* [Exercise]: Return every line in the entries below where the word "text" shows up.

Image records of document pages
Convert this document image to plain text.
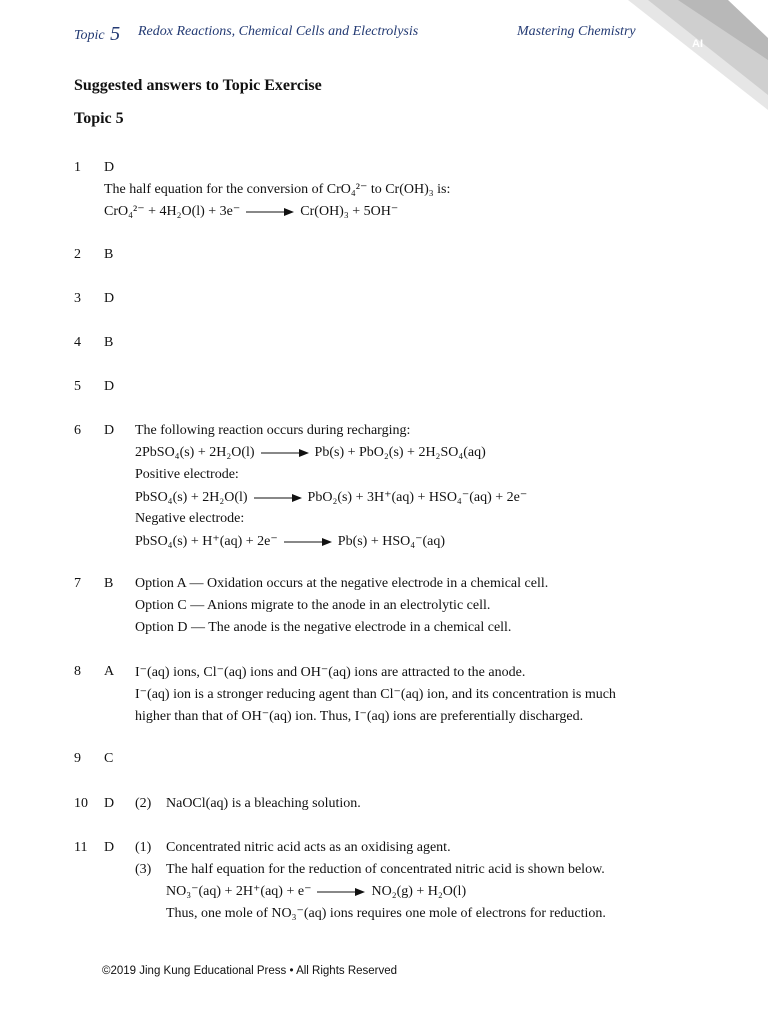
Topic 5 Redox Reactions, Chemical Cells and Electrolysis	Mastering Chemistry
AI
Suggested answers to Topic Exercise
Topic 5
1	D
The half equation for the conversion of CrO₄²⁻ to Cr(OH)₃ is:
CrO₄²⁻ + 4H₂O(l) + 3e⁻ → Cr(OH)₃ + 5OH⁻
2	B
3	D
4	B
5	D
6	D The following reaction occurs during recharging:
2PbSO₄(s) + 2H₂O(l) → Pb(s) + PbO₂(s) + 2H₂SO₄(aq)
Positive electrode:
PbSO₄(s) + 2H₂O(l) → PbO₂(s) + 3H⁺(aq) + HSO₄⁻(aq) + 2e⁻
Negative electrode:
PbSO₄(s) + H⁺(aq) + 2e⁻ → Pb(s) + HSO₄⁻(aq)
7	B Option A — Oxidation occurs at the negative electrode in a chemical cell.
Option C — Anions migrate to the anode in an electrolytic cell.
Option D — The anode is the negative electrode in a chemical cell.
8	A I⁻(aq) ions, Cl⁻(aq) ions and OH⁻(aq) ions are attracted to the anode.
I⁻(aq) ion is a stronger reducing agent than Cl⁻(aq) ion, and its concentration is much
higher than that of OH⁻(aq) ion. Thus, I⁻(aq) ions are preferentially discharged.
9	C
10	D (2) NaOCl(aq) is a bleaching solution.
11	D (1) Concentrated nitric acid acts as an oxidising agent.
(3) The half equation for the reduction of concentrated nitric acid is shown below.
NO₃⁻(aq) + 2H⁺(aq) + e⁻ → NO₂(g) + H₂O(l)
Thus, one mole of NO₃⁻(aq) ions requires one mole of electrons for reduction.
©2019 Jing Kung Educational Press • All Rights Reserved
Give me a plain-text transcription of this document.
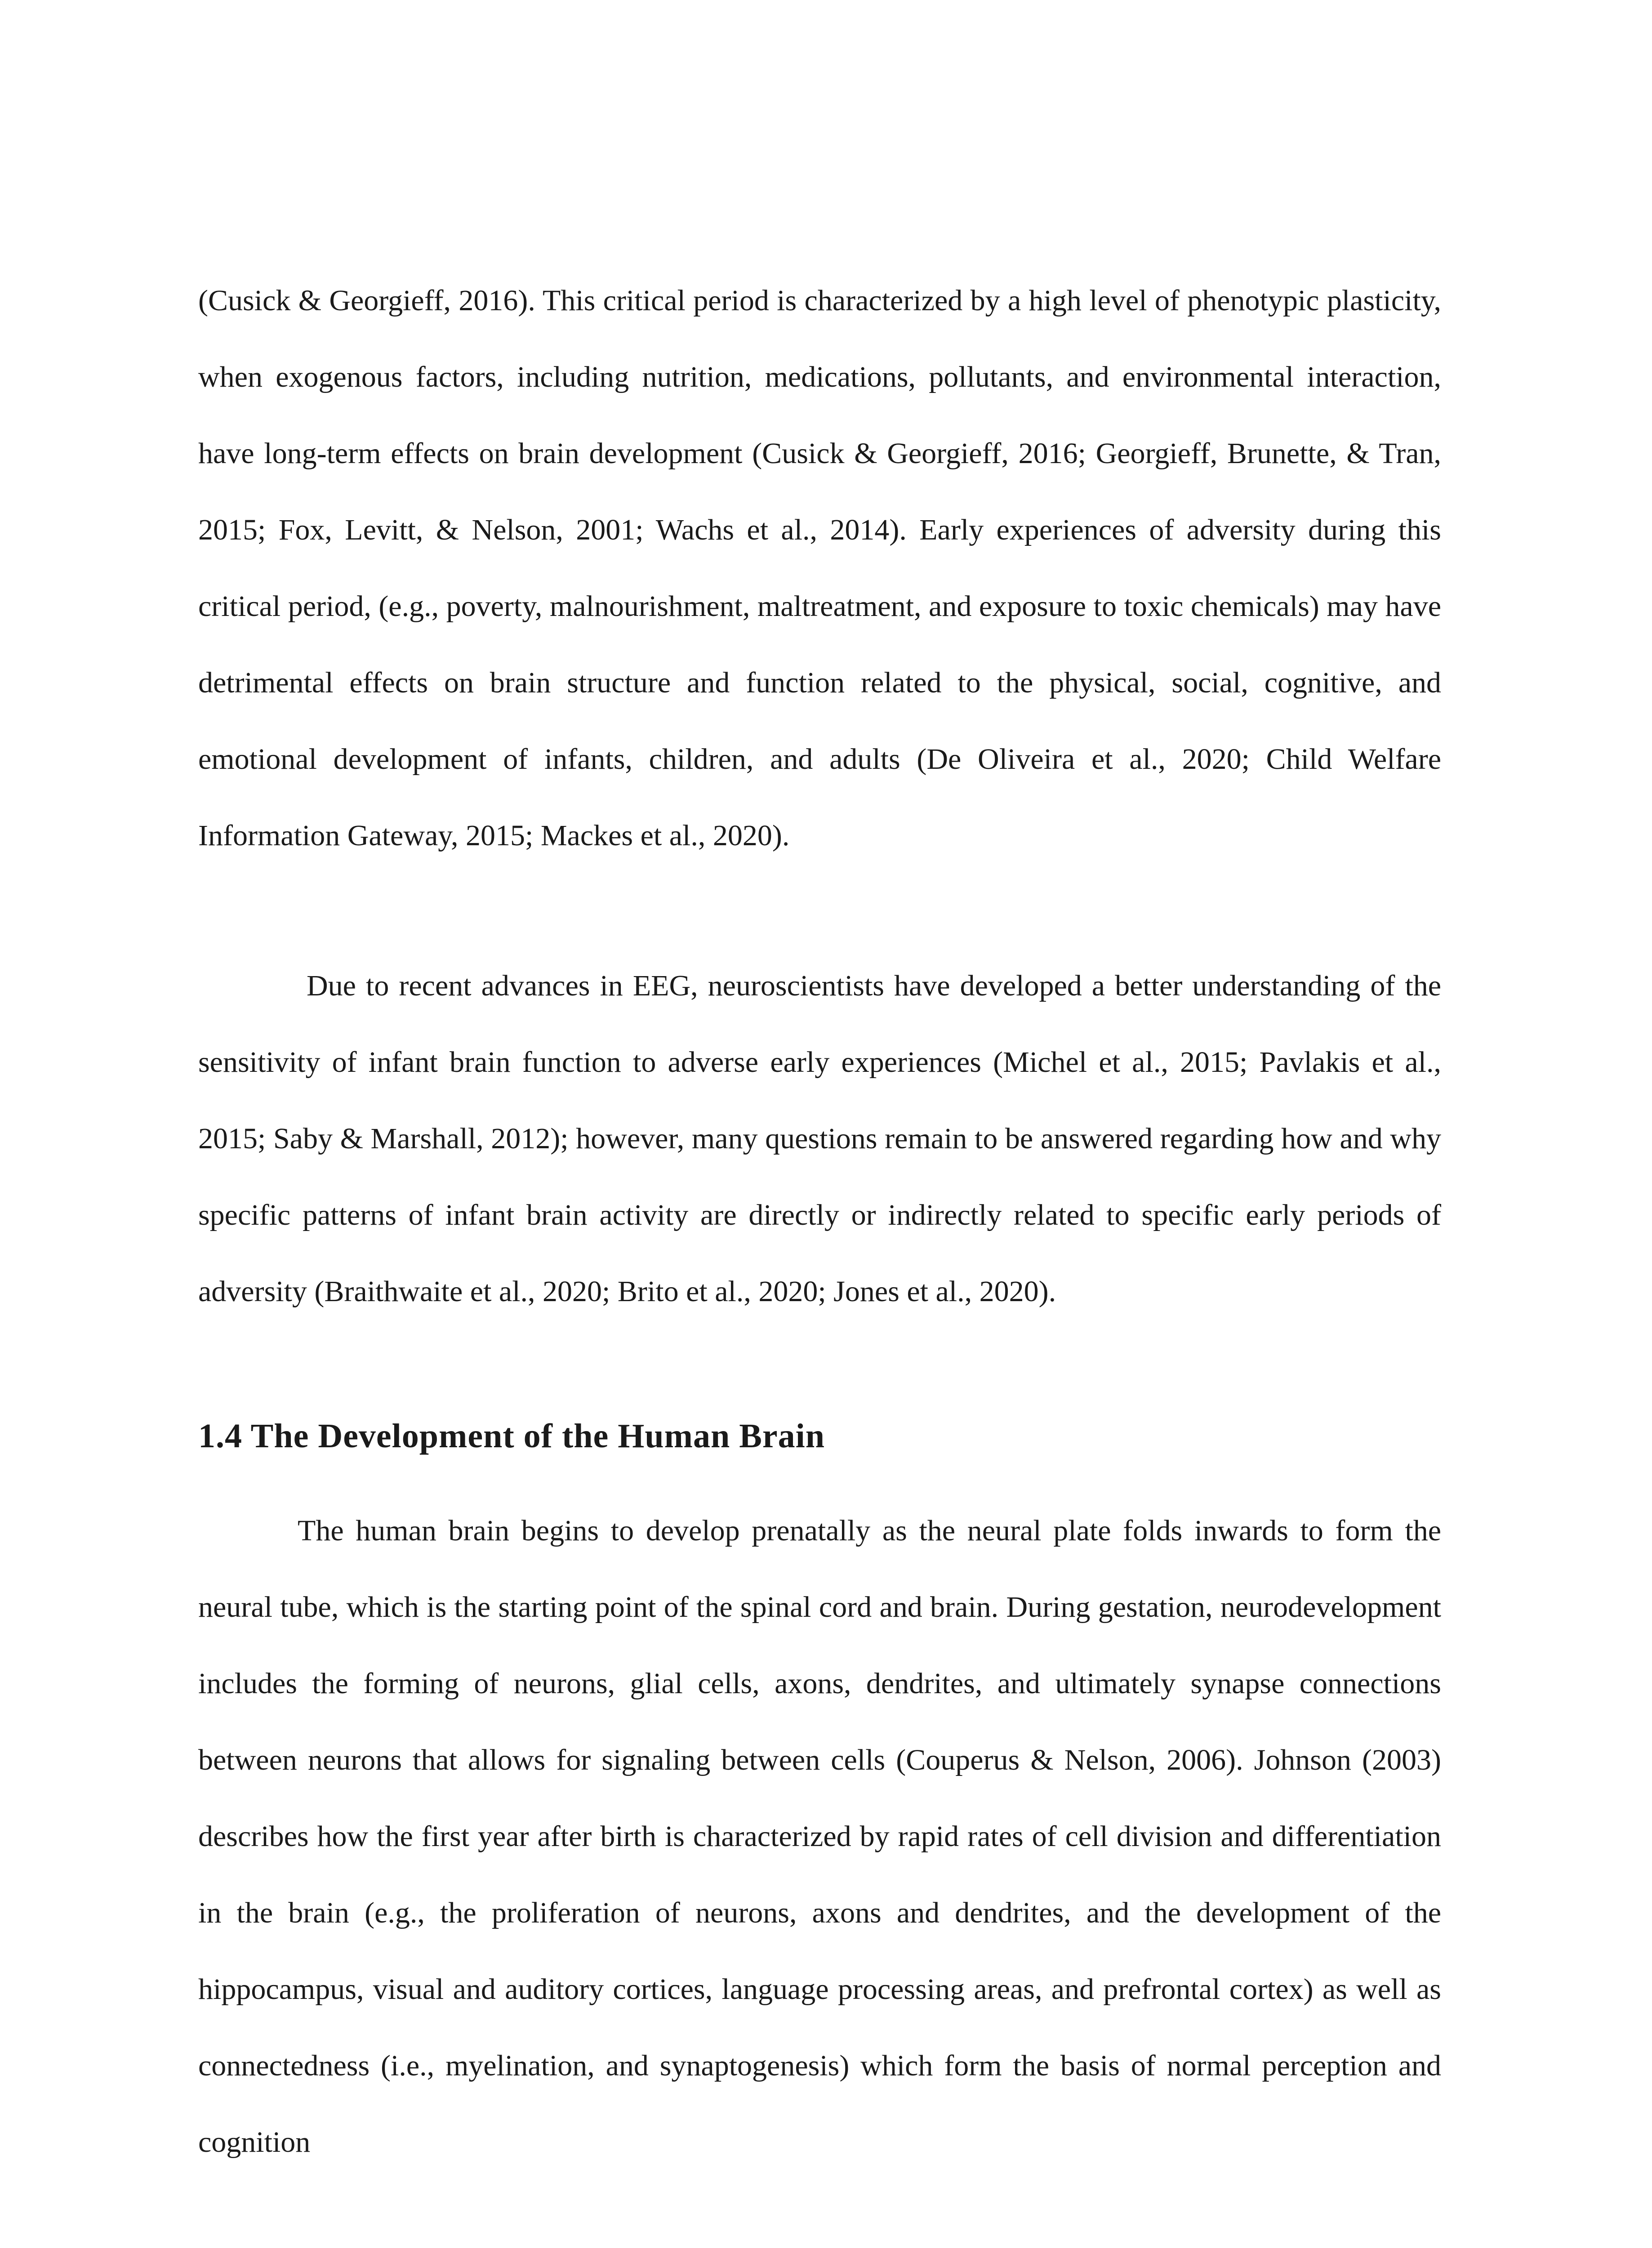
(Cusick & Georgieff, 2016). This critical period is characterized by a high level of phenotypic plasticity, when exogenous factors, including nutrition, medications, pollutants, and environmental interaction, have long-term effects on brain development (Cusick & Georgieff, 2016; Georgieff, Brunette, & Tran, 2015; Fox, Levitt, & Nelson, 2001; Wachs et al., 2014). Early experiences of adversity during this critical period, (e.g., poverty, malnourishment, maltreatment, and exposure to toxic chemicals) may have detrimental effects on brain structure and function related to the physical, social, cognitive, and emotional development of infants, children, and adults (De Oliveira et al., 2020; Child Welfare Information Gateway, 2015; Mackes et al., 2020).

Due to recent advances in EEG, neuroscientists have developed a better understanding of the sensitivity of infant brain function to adverse early experiences (Michel et al., 2015; Pavlakis et al., 2015; Saby & Marshall, 2012); however, many questions remain to be answered regarding how and why specific patterns of infant brain activity are directly or indirectly related to specific early periods of adversity (Braithwaite et al., 2020; Brito et al., 2020; Jones et al., 2020).

1.4 The Development of the Human Brain

The human brain begins to develop prenatally as the neural plate folds inwards to form the neural tube, which is the starting point of the spinal cord and brain. During gestation, neurodevelopment includes the forming of neurons, glial cells, axons, dendrites, and ultimately synapse connections between neurons that allows for signaling between cells (Couperus & Nelson, 2006). Johnson (2003) describes how the first year after birth is characterized by rapid rates of cell division and differentiation in the brain (e.g., the proliferation of neurons, axons and dendrites, and the development of the hippocampus, visual and auditory cortices, language processing areas, and prefrontal cortex) as well as connectedness (i.e., myelination, and synaptogenesis) which form the basis of normal perception and cognition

* [Answer space]:
Convert this document image to plain text.
Give me a plain-text transcription of this document.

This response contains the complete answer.